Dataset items
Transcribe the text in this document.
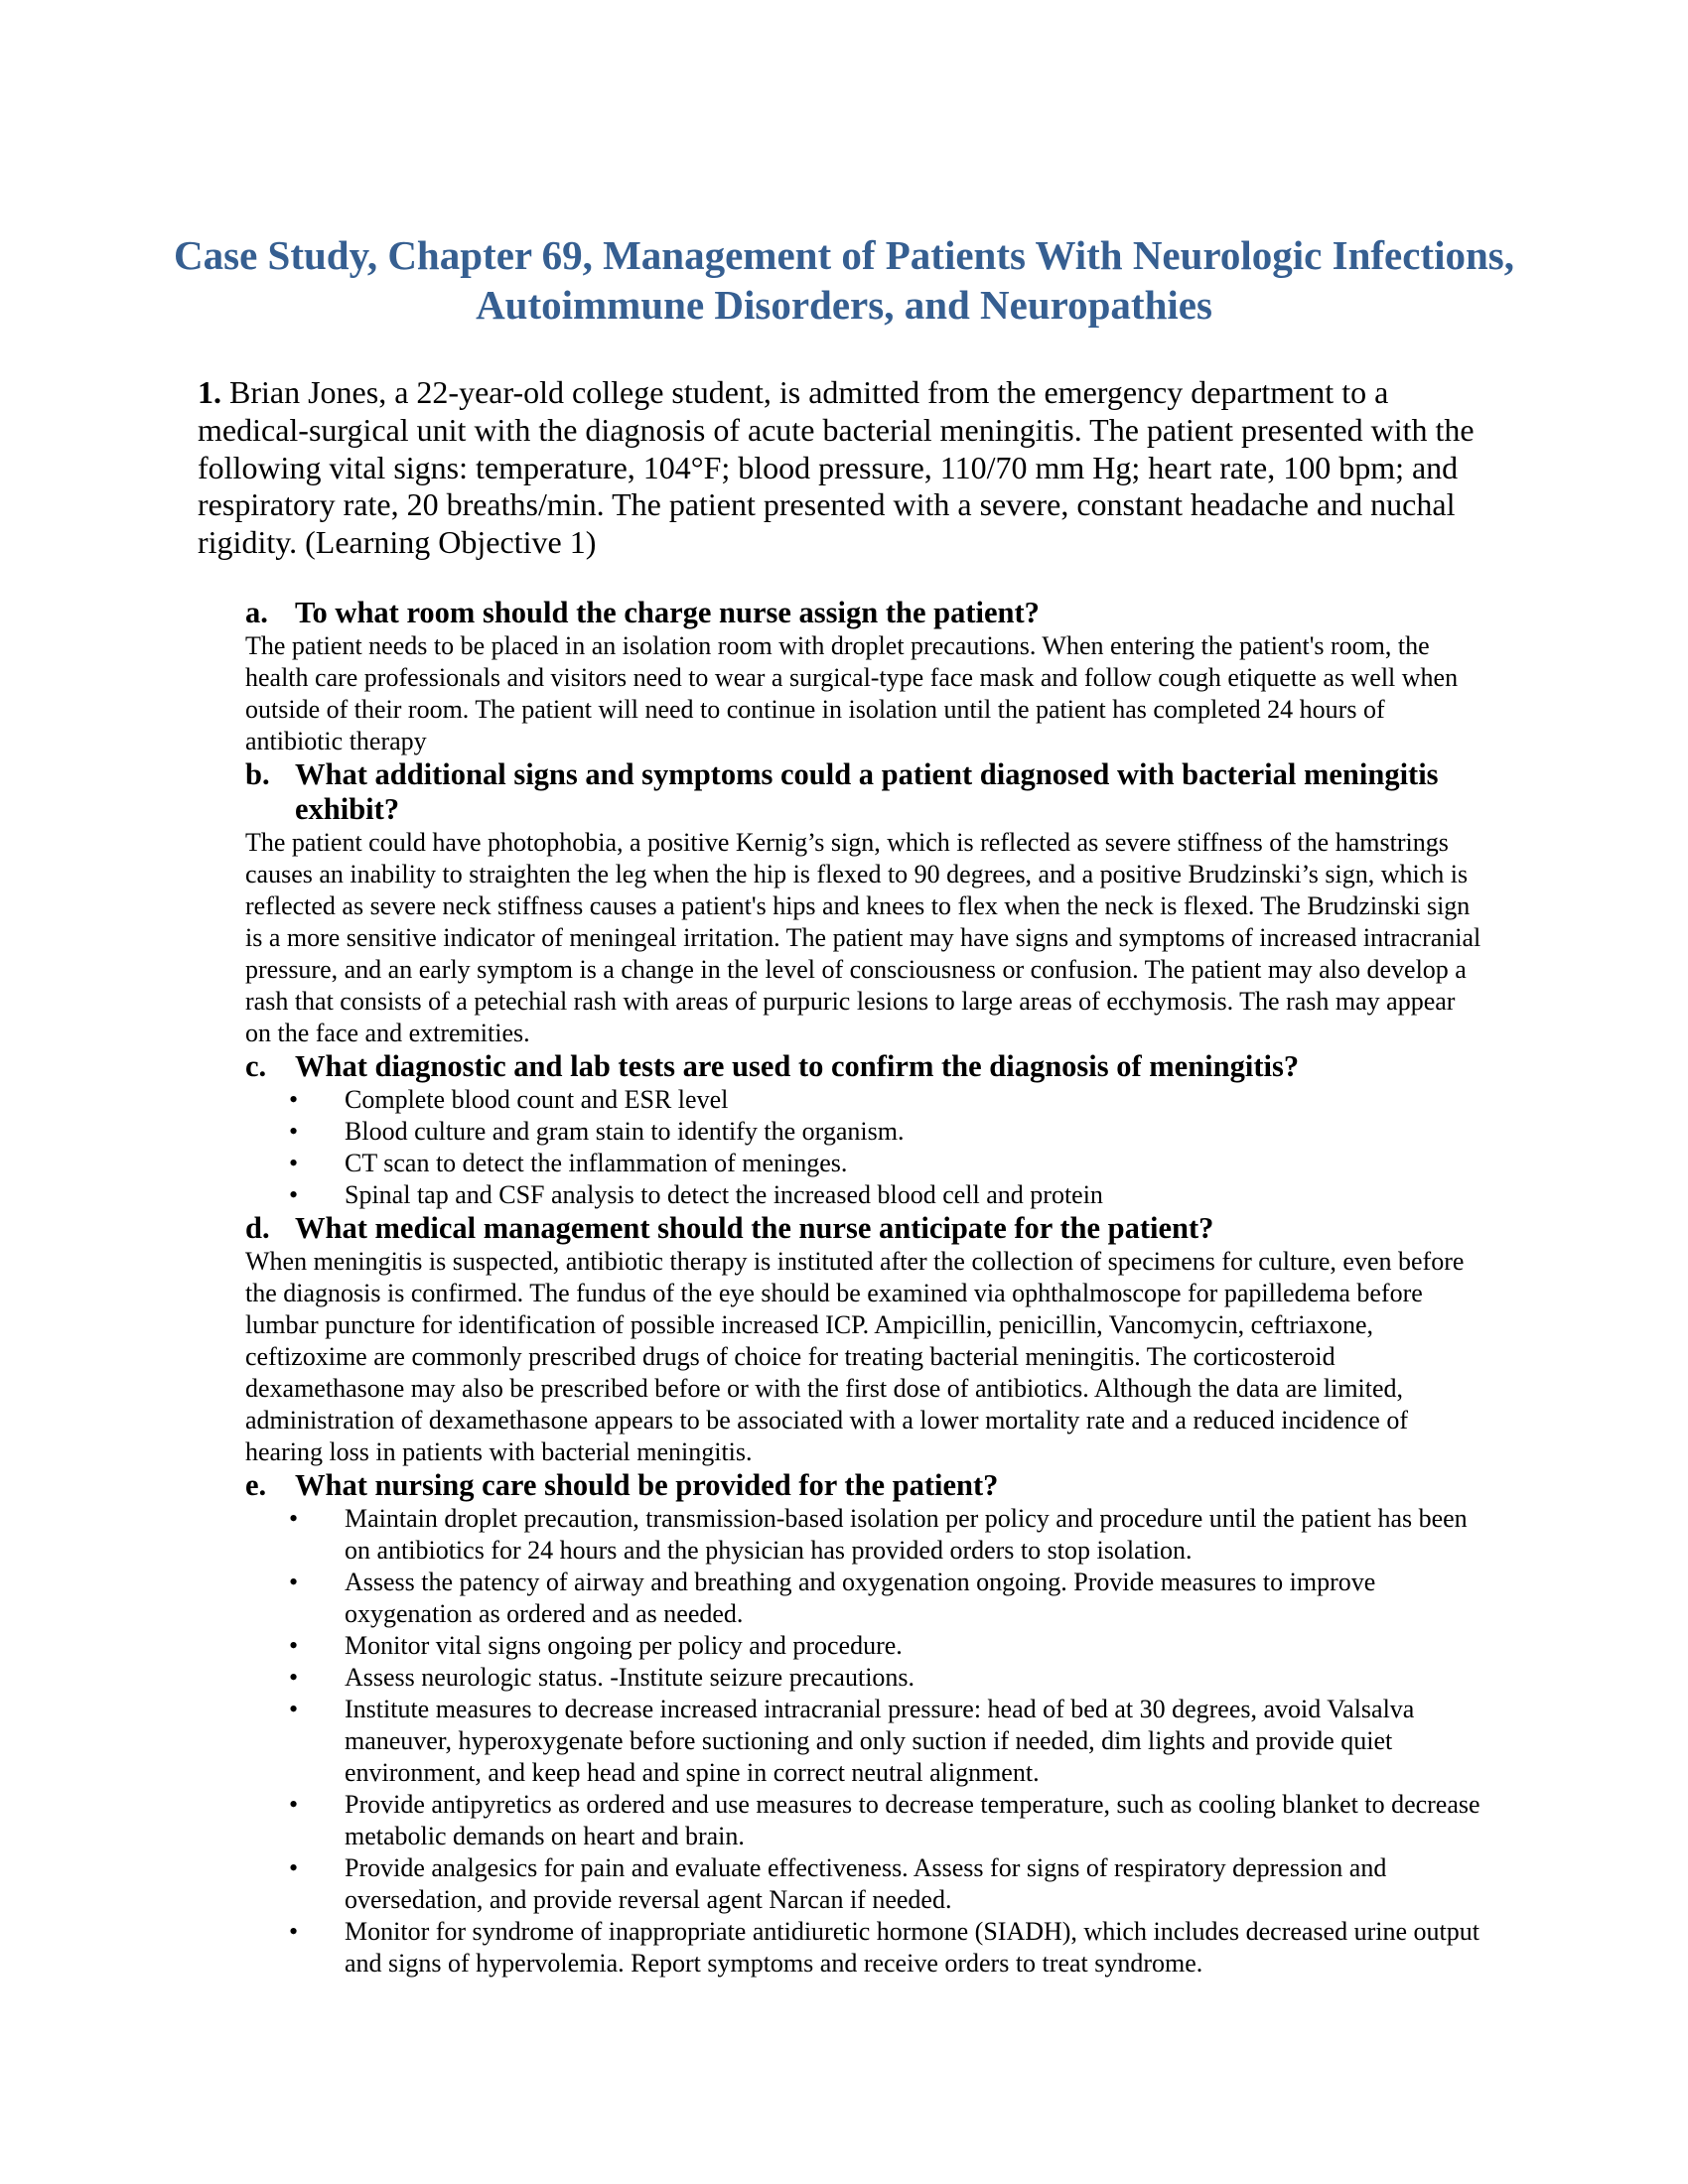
Case Study, Chapter 69, Management of Patients With Neurologic Infections, Autoimmune Disorders, and Neuropathies

1. Brian Jones, a 22-year-old college student, is admitted from the emergency department to a medical-surgical unit with the diagnosis of acute bacterial meningitis. The patient presented with the following vital signs: temperature, 104°F; blood pressure, 110/70 mm Hg; heart rate, 100 bpm; and respiratory rate, 20 breaths/min. The patient presented with a severe, constant headache and nuchal rigidity. (Learning Objective 1)

a. To what room should the charge nurse assign the patient?

The patient needs to be placed in an isolation room with droplet precautions. When entering the patient's room, the health care professionals and visitors need to wear a surgical-type face mask and follow cough etiquette as well when outside of their room. The patient will need to continue in isolation until the patient has completed 24 hours of antibiotic therapy

b. What additional signs and symptoms could a patient diagnosed with bacterial meningitis exhibit?

The patient could have photophobia, a positive Kernig’s sign, which is reflected as severe stiffness of the hamstrings causes an inability to straighten the leg when the hip is flexed to 90 degrees, and a positive Brudzinski’s sign, which is reflected as severe neck stiffness causes a patient's hips and knees to flex when the neck is flexed. The Brudzinski sign is a more sensitive indicator of meningeal irritation. The patient may have signs and symptoms of increased intracranial pressure, and an early symptom is a change in the level of consciousness or confusion. The patient may also develop a rash that consists of a petechial rash with areas of purpuric lesions to large areas of ecchymosis. The rash may appear on the face and extremities.

c. What diagnostic and lab tests are used to confirm the diagnosis of meningitis?

• Complete blood count and ESR level
• Blood culture and gram stain to identify the organism.
• CT scan to detect the inflammation of meninges.
• Spinal tap and CSF analysis to detect the increased blood cell and protein

d. What medical management should the nurse anticipate for the patient?

When meningitis is suspected, antibiotic therapy is instituted after the collection of specimens for culture, even before the diagnosis is confirmed. The fundus of the eye should be examined via ophthalmoscope for papilledema before lumbar puncture for identification of possible increased ICP. Ampicillin, penicillin, Vancomycin, ceftriaxone, ceftizoxime are commonly prescribed drugs of choice for treating bacterial meningitis. The corticosteroid dexamethasone may also be prescribed before or with the first dose of antibiotics. Although the data are limited, administration of dexamethasone appears to be associated with a lower mortality rate and a reduced incidence of hearing loss in patients with bacterial meningitis.

e. What nursing care should be provided for the patient?

• Maintain droplet precaution, transmission-based isolation per policy and procedure until the patient has been on antibiotics for 24 hours and the physician has provided orders to stop isolation.
• Assess the patency of airway and breathing and oxygenation ongoing. Provide measures to improve oxygenation as ordered and as needed.
• Monitor vital signs ongoing per policy and procedure.
• Assess neurologic status. -Institute seizure precautions.
• Institute measures to decrease increased intracranial pressure: head of bed at 30 degrees, avoid Valsalva maneuver, hyperoxygenate before suctioning and only suction if needed, dim lights and provide quiet environment, and keep head and spine in correct neutral alignment.
• Provide antipyretics as ordered and use measures to decrease temperature, such as cooling blanket to decrease metabolic demands on heart and brain.
• Provide analgesics for pain and evaluate effectiveness. Assess for signs of respiratory depression and oversedation, and provide reversal agent Narcan if needed.
• Monitor for syndrome of inappropriate antidiuretic hormone (SIADH), which includes decreased urine output and signs of hypervolemia. Report symptoms and receive orders to treat syndrome.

AIM OF THE TASK: Set down each record above exactly as it stands and leave out all pictures.

REPLY:
Transcribe the text in this document.
Case Study, Chapter 69, Management of Patients With Neurologic Infections, Autoimmune Disorders, and Neuropathies

1. Brian Jones, a 22-year-old college student, is admitted from the emergency department to a medical-surgical unit with the diagnosis of acute bacterial meningitis. The patient presented with the following vital signs: temperature, 104°F; blood pressure, 110/70 mm Hg; heart rate, 100 bpm; and respiratory rate, 20 breaths/min. The patient presented with a severe, constant headache and nuchal rigidity. (Learning Objective 1)

a. To what room should the charge nurse assign the patient?

The patient needs to be placed in an isolation room with droplet precautions. When entering the patient's room, the health care professionals and visitors need to wear a surgical-type face mask and follow cough etiquette as well when outside of their room. The patient will need to continue in isolation until the patient has completed 24 hours of antibiotic therapy

b. What additional signs and symptoms could a patient diagnosed with bacterial meningitis exhibit?

The patient could have photophobia, a positive Kernig’s sign, which is reflected as severe stiffness of the hamstrings causes an inability to straighten the leg when the hip is flexed to 90 degrees, and a positive Brudzinski’s sign, which is reflected as severe neck stiffness causes a patient's hips and knees to flex when the neck is flexed. The Brudzinski sign is a more sensitive indicator of meningeal irritation. The patient may have signs and symptoms of increased intracranial pressure, and an early symptom is a change in the level of consciousness or confusion. The patient may also develop a rash that consists of a petechial rash with areas of purpuric lesions to large areas of ecchymosis. The rash may appear on the face and extremities.

c. What diagnostic and lab tests are used to confirm the diagnosis of meningitis?

• Complete blood count and ESR level
• Blood culture and gram stain to identify the organism.
• CT scan to detect the inflammation of meninges.
• Spinal tap and CSF analysis to detect the increased blood cell and protein

d. What medical management should the nurse anticipate for the patient?

When meningitis is suspected, antibiotic therapy is instituted after the collection of specimens for culture, even before the diagnosis is confirmed. The fundus of the eye should be examined via ophthalmoscope for papilledema before lumbar puncture for identification of possible increased ICP. Ampicillin, penicillin, Vancomycin, ceftriaxone, ceftizoxime are commonly prescribed drugs of choice for treating bacterial meningitis. The corticosteroid dexamethasone may also be prescribed before or with the first dose of antibiotics. Although the data are limited, administration of dexamethasone appears to be associated with a lower mortality rate and a reduced incidence of hearing loss in patients with bacterial meningitis.

e. What nursing care should be provided for the patient?

• Maintain droplet precaution, transmission-based isolation per policy and procedure until the patient has been on antibiotics for 24 hours and the physician has provided orders to stop isolation.
• Assess the patency of airway and breathing and oxygenation ongoing. Provide measures to improve oxygenation as ordered and as needed.
• Monitor vital signs ongoing per policy and procedure.
• Assess neurologic status. -Institute seizure precautions.
• Institute measures to decrease increased intracranial pressure: head of bed at 30 degrees, avoid Valsalva maneuver, hyperoxygenate before suctioning and only suction if needed, dim lights and provide quiet environment, and keep head and spine in correct neutral alignment.
• Provide antipyretics as ordered and use measures to decrease temperature, such as cooling blanket to decrease metabolic demands on heart and brain.
• Provide analgesics for pain and evaluate effectiveness. Assess for signs of respiratory depression and oversedation, and provide reversal agent Narcan if needed.
• Monitor for syndrome of inappropriate antidiuretic hormone (SIADH), which includes decreased urine output and signs of hypervolemia. Report symptoms and receive orders to treat syndrome.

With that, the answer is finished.